***** Provided material

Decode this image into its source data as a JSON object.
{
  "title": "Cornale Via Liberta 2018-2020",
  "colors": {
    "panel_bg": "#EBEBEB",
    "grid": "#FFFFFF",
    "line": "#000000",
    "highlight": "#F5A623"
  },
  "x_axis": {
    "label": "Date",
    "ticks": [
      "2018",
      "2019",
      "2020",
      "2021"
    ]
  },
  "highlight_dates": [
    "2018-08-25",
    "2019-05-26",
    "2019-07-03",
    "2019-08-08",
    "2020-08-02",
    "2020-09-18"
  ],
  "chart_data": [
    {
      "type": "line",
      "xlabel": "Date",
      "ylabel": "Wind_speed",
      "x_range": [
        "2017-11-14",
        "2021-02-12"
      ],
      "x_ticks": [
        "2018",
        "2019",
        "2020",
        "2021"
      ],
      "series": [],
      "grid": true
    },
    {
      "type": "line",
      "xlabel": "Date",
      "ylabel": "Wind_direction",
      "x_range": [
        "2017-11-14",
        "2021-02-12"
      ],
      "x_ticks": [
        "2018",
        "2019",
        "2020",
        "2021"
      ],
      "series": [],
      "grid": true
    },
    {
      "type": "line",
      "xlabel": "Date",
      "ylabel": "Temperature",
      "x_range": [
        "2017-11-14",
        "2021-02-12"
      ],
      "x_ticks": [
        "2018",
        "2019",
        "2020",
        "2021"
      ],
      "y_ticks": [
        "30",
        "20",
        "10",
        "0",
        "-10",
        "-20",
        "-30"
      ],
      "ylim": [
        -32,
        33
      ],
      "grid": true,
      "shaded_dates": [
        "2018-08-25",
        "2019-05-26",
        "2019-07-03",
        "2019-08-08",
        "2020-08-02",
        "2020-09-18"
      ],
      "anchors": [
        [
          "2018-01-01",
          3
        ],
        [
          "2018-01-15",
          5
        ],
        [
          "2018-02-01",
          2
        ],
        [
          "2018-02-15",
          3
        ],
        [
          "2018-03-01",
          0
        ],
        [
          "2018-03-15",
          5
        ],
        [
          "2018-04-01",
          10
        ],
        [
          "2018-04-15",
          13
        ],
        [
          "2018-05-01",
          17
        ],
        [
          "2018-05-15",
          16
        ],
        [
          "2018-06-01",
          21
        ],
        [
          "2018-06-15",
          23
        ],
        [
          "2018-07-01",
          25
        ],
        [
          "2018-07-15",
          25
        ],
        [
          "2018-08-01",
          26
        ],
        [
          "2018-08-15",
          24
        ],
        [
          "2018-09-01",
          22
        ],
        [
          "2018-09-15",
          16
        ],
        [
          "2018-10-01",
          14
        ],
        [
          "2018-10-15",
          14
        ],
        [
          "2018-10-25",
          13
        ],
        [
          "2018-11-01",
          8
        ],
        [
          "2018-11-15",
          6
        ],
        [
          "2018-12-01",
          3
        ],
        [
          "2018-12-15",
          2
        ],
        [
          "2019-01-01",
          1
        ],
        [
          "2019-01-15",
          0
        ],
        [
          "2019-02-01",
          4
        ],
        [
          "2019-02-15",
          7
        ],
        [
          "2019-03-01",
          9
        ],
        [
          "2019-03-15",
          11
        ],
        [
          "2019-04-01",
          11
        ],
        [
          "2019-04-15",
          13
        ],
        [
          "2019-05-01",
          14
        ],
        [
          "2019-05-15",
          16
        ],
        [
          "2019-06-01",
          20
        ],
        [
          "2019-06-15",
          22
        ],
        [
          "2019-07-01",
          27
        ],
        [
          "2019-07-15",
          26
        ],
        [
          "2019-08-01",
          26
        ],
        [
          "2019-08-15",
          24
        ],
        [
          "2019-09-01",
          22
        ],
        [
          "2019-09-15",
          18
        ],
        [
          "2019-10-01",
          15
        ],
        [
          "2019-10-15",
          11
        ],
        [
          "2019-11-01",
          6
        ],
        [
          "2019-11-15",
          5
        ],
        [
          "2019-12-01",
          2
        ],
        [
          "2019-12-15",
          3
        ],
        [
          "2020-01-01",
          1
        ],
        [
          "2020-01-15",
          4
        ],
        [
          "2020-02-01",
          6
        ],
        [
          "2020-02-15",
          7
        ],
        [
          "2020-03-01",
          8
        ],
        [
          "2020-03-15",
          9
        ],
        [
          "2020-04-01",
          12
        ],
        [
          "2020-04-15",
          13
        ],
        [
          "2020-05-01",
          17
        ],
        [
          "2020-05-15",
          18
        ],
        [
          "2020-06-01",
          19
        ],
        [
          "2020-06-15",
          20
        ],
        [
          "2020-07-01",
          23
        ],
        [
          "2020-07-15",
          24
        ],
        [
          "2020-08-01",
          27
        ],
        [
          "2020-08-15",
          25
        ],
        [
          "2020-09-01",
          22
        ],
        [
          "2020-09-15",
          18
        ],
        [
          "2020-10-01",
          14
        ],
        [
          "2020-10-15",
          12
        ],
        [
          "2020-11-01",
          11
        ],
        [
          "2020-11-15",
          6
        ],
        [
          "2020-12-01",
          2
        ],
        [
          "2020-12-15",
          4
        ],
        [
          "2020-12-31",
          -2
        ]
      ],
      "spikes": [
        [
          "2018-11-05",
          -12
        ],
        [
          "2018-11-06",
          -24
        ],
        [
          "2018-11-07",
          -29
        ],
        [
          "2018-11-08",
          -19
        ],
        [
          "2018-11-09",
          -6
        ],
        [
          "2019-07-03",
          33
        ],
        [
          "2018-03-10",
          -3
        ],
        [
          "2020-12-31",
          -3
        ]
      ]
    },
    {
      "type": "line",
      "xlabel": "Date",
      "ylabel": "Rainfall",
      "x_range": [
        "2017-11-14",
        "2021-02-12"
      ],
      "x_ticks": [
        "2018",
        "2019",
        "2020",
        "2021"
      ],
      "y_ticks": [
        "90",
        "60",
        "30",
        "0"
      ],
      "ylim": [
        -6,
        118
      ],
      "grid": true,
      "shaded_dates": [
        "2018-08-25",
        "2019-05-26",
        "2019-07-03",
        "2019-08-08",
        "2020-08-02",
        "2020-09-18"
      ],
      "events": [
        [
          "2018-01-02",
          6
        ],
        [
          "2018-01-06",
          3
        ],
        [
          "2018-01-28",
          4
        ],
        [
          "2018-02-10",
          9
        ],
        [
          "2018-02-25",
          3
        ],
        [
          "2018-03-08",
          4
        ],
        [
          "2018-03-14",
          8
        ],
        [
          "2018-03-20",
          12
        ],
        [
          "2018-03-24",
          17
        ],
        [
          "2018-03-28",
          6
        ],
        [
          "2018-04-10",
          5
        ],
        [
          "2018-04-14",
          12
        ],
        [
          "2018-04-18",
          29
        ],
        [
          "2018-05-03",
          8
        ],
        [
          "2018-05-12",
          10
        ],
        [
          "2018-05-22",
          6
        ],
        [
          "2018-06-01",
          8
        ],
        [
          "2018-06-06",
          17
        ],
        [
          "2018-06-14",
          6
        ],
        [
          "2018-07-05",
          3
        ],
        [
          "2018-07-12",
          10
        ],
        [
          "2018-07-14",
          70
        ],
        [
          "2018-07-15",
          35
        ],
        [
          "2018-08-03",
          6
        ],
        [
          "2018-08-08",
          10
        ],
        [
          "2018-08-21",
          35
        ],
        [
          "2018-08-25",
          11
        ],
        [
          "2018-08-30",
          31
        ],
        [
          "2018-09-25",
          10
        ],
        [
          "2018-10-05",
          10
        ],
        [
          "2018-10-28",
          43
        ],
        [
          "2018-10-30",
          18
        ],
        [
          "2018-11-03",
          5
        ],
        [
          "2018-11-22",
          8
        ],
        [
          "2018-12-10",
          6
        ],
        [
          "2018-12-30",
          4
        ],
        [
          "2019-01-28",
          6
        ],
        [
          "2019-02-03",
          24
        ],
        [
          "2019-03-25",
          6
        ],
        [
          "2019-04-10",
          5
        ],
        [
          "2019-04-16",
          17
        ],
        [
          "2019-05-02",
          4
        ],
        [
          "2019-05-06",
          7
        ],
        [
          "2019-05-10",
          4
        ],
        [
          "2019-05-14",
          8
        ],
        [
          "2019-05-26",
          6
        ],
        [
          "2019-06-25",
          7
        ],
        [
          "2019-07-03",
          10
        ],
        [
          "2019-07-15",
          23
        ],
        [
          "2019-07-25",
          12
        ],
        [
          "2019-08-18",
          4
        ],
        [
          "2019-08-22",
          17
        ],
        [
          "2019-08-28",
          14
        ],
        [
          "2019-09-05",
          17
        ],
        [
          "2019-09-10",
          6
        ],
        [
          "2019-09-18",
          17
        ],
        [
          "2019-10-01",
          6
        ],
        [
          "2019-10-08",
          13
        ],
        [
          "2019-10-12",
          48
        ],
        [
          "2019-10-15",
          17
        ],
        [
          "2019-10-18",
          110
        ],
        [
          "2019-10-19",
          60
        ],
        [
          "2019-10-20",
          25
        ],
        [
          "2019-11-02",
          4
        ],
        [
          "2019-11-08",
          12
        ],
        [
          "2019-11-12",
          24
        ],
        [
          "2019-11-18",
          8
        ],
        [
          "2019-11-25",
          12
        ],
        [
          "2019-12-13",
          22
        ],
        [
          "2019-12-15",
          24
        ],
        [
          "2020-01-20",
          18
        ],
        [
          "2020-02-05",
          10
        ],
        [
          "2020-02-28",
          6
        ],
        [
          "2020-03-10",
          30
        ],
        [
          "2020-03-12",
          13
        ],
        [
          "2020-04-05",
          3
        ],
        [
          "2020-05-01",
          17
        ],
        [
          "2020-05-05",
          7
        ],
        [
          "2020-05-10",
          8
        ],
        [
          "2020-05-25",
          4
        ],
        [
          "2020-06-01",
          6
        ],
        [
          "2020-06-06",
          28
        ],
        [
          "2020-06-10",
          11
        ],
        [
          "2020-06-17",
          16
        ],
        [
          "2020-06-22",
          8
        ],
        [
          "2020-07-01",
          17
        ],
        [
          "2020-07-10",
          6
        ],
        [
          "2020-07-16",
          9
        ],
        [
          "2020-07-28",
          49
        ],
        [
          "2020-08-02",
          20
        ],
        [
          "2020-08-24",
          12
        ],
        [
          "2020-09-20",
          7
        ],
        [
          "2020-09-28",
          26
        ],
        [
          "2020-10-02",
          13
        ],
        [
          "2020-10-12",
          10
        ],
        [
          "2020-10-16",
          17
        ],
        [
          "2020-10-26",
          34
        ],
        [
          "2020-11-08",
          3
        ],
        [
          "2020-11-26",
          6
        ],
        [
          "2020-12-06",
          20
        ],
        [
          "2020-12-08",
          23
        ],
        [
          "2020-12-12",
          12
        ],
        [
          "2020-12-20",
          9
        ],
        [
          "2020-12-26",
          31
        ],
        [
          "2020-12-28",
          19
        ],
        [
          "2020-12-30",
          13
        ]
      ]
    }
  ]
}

**********

- _Your goal_
Locate the lines above that contain "ylabel" and copy them.

- _Written answer_
      "ylabel": "Wind_speed",
      "ylabel": "Wind_direction",
      "ylabel": "Temperature",
      "ylabel": "Rainfall",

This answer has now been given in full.